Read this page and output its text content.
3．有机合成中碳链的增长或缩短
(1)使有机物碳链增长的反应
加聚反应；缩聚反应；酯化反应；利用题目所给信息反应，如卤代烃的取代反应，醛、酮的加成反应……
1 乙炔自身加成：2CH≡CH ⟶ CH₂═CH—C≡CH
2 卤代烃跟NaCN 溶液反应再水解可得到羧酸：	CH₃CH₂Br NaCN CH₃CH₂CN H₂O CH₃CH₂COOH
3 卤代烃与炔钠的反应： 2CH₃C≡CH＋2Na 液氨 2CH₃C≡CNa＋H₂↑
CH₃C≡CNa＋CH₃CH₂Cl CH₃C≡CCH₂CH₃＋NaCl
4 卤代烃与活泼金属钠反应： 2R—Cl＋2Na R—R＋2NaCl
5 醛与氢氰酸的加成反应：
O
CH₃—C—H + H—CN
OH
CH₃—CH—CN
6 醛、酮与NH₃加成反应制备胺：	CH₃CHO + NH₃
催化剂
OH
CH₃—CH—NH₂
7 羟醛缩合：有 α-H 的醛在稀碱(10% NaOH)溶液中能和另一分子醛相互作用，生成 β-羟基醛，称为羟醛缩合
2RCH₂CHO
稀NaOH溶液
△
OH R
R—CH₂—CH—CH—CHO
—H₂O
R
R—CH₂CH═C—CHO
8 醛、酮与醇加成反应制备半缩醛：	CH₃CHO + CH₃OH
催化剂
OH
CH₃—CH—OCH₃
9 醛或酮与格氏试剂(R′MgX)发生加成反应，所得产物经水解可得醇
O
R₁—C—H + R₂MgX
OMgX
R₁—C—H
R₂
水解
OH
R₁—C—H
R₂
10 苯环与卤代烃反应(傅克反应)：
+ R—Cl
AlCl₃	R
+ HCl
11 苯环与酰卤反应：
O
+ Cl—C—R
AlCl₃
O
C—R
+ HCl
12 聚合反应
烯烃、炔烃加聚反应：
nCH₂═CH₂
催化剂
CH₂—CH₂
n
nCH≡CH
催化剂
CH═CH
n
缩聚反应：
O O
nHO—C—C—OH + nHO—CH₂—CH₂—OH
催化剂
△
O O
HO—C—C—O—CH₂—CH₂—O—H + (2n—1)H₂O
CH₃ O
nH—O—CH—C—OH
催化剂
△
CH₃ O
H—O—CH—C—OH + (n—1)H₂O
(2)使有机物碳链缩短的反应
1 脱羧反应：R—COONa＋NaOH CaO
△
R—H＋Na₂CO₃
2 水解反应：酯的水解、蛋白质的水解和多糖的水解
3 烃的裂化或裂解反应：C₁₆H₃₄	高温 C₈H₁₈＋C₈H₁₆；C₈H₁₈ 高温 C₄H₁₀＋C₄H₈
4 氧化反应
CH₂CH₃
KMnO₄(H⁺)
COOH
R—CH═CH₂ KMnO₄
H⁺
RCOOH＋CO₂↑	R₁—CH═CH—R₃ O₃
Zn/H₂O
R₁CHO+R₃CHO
________
**PROBLEM DETAILS:** Look over the listing above. Pick out and copy every line that includes "CH₃CHO".

**THE OUTPUT:**
6 醛、酮与NH₃加成反应制备胺：	CH₃CHO + NH₃
8 醛、酮与醇加成反应制备半缩醛：	CH₃CHO + CH₃OH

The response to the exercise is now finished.